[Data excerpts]
• • • • • • •

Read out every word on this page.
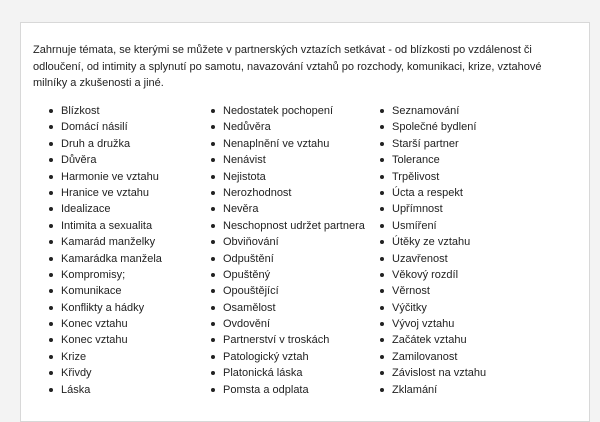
Zahrnuje témata, se kterými se můžete v partnerských vztazích setkávat - od blízkosti po vzdálenost či odloučení, od intimity a splynutí po samotu, navazování vztahů po rozchody, komunikaci, krize, vztahové milníky a zkušenosti a jiné.

Blízkost
Domácí násilí
Druh a družka
Důvěra
Harmonie ve vztahu
Hranice ve vztahu
Idealizace
Intimita a sexualita
Kamarád manželky
Kamarádka manžela
Kompromisy;
Komunikace
Konflikty a hádky
Konec vztahu
Konec vztahu
Krize
Křivdy
Láska
Nedostatek pochopení
Nedůvěra
Nenaplnění ve vztahu
Nenávist
Nejistota
Nerozhodnost
Nevěra
Neschopnost udržet partnera
Obviňování
Odpuštění
Opuštěný
Opouštějící
Osamělost
Ovdovění
Partnerství v troskách
Patologický vztah
Platonická láska
Pomsta a odplata
Seznamování
Společné bydlení
Starší partner
Tolerance
Trpělivost
Úcta a respekt
Upřímnost
Usmíření
Útěky ze vztahu
Uzavřenost
Věkový rozdíl
Věrnost
Výčitky
Vývoj vztahu
Začátek vztahu
Zamilovanost
Závislost na vztahu
Zklamání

• • • • • • •

Your objective ▸
Copy the data exactly. Any picture it contains is to be omitted.

Response to the exercise ▸
Read out every word on this page.
Zahrnuje témata, se kterými se můžete v partnerských vztazích setkávat - od blízkosti po vzdálenost či odloučení, od intimity a splynutí po samotu, navazování vztahů po rozchody, komunikaci, krize, vztahové milníky a zkušenosti a jiné.

Blízkost
Domácí násilí
Druh a družka
Důvěra
Harmonie ve vztahu
Hranice ve vztahu
Idealizace
Intimita a sexualita
Kamarád manželky
Kamarádka manžela
Kompromisy;
Komunikace
Konflikty a hádky
Konec vztahu
Konec vztahu
Krize
Křivdy
Láska
Nedostatek pochopení
Nedůvěra
Nenaplnění ve vztahu
Nenávist
Nejistota
Nerozhodnost
Nevěra
Neschopnost udržet partnera
Obviňování
Odpuštění
Opuštěný
Opouštějící
Osamělost
Ovdovění
Partnerství v troskách
Patologický vztah
Platonická láska
Pomsta a odplata
Seznamování
Společné bydlení
Starší partner
Tolerance
Trpělivost
Úcta a respekt
Upřímnost
Usmíření
Útěky ze vztahu
Uzavřenost
Věkový rozdíl
Věrnost
Výčitky
Vývoj vztahu
Začátek vztahu
Zamilovanost
Závislost na vztahu
Zklamání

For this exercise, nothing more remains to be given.